§ WHAT YOU ARE ASKED TO DO:
Copy every line of the records below word for word, with no changes.

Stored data

=-=-=

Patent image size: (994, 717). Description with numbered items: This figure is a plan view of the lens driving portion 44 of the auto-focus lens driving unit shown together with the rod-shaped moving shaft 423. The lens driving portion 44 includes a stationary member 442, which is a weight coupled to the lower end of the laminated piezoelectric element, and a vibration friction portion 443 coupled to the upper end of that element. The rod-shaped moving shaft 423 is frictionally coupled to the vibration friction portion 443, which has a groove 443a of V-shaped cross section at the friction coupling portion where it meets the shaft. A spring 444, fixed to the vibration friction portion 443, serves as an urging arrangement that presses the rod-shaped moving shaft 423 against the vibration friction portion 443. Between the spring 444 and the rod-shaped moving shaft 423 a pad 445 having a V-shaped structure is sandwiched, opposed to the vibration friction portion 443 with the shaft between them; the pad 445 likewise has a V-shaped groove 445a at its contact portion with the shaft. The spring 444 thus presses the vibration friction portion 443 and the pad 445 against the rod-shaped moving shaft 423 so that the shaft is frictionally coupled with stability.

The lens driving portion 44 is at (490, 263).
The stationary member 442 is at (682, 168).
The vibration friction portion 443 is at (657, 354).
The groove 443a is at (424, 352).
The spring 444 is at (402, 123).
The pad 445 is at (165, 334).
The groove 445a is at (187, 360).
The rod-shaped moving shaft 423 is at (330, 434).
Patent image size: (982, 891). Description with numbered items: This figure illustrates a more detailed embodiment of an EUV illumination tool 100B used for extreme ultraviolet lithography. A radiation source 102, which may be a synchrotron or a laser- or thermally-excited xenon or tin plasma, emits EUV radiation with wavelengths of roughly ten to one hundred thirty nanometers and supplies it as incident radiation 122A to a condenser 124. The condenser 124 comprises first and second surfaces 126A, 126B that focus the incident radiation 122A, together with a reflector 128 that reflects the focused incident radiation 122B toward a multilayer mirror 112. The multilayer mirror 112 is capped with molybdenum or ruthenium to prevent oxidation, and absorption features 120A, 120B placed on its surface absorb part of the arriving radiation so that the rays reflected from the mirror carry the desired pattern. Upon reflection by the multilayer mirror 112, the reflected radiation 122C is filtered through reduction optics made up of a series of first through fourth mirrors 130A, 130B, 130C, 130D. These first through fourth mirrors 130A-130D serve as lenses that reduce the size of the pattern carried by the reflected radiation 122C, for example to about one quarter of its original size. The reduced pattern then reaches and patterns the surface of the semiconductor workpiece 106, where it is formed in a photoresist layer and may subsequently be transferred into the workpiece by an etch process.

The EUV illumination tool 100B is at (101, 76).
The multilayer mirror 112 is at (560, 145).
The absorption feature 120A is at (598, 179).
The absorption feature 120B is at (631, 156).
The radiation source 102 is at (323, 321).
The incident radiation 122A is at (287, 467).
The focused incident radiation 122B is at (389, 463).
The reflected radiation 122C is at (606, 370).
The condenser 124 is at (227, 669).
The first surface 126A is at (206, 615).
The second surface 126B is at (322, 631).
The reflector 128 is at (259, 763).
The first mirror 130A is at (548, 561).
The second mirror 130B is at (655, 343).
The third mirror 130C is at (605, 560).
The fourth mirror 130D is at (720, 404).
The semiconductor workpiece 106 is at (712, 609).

=-=-=

§ TASK RESPONSE:
Patent image size: (994, 717). Description with numbered items: This figure is a plan view of the lens driving portion 44 of the auto-focus lens driving unit shown together with the rod-shaped moving shaft 423. The lens driving portion 44 includes a stationary member 442, which is a weight coupled to the lower end of the laminated piezoelectric element, and a vibration friction portion 443 coupled to the upper end of that element. The rod-shaped moving shaft 423 is frictionally coupled to the vibration friction portion 443, which has a groove 443a of V-shaped cross section at the friction coupling portion where it meets the shaft. A spring 444, fixed to the vibration friction portion 443, serves as an urging arrangement that presses the rod-shaped moving shaft 423 against the vibration friction portion 443. Between the spring 444 and the rod-shaped moving shaft 423 a pad 445 having a V-shaped structure is sandwiched, opposed to the vibration friction portion 443 with the shaft between them; the pad 445 likewise has a V-shaped groove 445a at its contact portion with the shaft. The spring 444 thus presses the vibration friction portion 443 and the pad 445 against the rod-shaped moving shaft 423 so that the shaft is frictionally coupled with stability.

The lens driving portion 44 is at (490, 263).
The stationary member 442 is at (682, 168).
The vibration friction portion 443 is at (657, 354).
The groove 443a is at (424, 352).
The spring 444 is at (402, 123).
The pad 445 is at (165, 334).
The groove 445a is at (187, 360).
The rod-shaped moving shaft 423 is at (330, 434).
Patent image size: (982, 891). Description with numbered items: This figure illustrates a more detailed embodiment of an EUV illumination tool 100B used for extreme ultraviolet lithography. A radiation source 102, which may be a synchrotron or a laser- or thermally-excited xenon or tin plasma, emits EUV radiation with wavelengths of roughly ten to one hundred thirty nanometers and supplies it as incident radiation 122A to a condenser 124. The condenser 124 comprises first and second surfaces 126A, 126B that focus the incident radiation 122A, together with a reflector 128 that reflects the focused incident radiation 122B toward a multilayer mirror 112. The multilayer mirror 112 is capped with molybdenum or ruthenium to prevent oxidation, and absorption features 120A, 120B placed on its surface absorb part of the arriving radiation so that the rays reflected from the mirror carry the desired pattern. Upon reflection by the multilayer mirror 112, the reflected radiation 122C is filtered through reduction optics made up of a series of first through fourth mirrors 130A, 130B, 130C, 130D. These first through fourth mirrors 130A-130D serve as lenses that reduce the size of the pattern carried by the reflected radiation 122C, for example to about one quarter of its original size. The reduced pattern then reaches and patterns the surface of the semiconductor workpiece 106, where it is formed in a photoresist layer and may subsequently be transferred into the workpiece by an etch process.

The EUV illumination tool 100B is at (101, 76).
The multilayer mirror 112 is at (560, 145).
The absorption feature 120A is at (598, 179).
The absorption feature 120B is at (631, 156).
The radiation source 102 is at (323, 321).
The incident radiation 122A is at (287, 467).
The focused incident radiation 122B is at (389, 463).
The reflected radiation 122C is at (606, 370).
The condenser 124 is at (227, 669).
The first surface 126A is at (206, 615).
The second surface 126B is at (322, 631).
The reflector 128 is at (259, 763).
The first mirror 130A is at (548, 561).
The second mirror 130B is at (655, 343).
The third mirror 130C is at (605, 560).
The fourth mirror 130D is at (720, 404).
The semiconductor workpiece 106 is at (712, 609).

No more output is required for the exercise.